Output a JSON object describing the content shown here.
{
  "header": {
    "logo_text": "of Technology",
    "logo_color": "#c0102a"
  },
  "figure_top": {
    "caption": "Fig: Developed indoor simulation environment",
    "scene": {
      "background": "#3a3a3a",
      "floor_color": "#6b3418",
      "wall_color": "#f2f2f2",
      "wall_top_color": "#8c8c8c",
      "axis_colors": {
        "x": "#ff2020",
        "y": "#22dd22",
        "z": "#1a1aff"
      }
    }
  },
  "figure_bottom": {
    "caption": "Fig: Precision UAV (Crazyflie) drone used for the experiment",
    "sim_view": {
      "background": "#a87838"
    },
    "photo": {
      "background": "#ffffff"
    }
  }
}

**Exercise goal**
Extract each line from the listing above, please, and repeat it exactly.

**Exercise response**
Output a JSON object describing the content shown here.
{
  "header": {
    "logo_text": "of Technology",
    "logo_color": "#c0102a"
  },
  "figure_top": {
    "caption": "Fig: Developed indoor simulation environment",
    "scene": {
      "background": "#3a3a3a",
      "floor_color": "#6b3418",
      "wall_color": "#f2f2f2",
      "wall_top_color": "#8c8c8c",
      "axis_colors": {
        "x": "#ff2020",
        "y": "#22dd22",
        "z": "#1a1aff"
      }
    }
  },
  "figure_bottom": {
    "caption": "Fig: Precision UAV (Crazyflie) drone used for the experiment",
    "sim_view": {
      "background": "#a87838"
    },
    "photo": {
      "background": "#ffffff"
    }
  }
}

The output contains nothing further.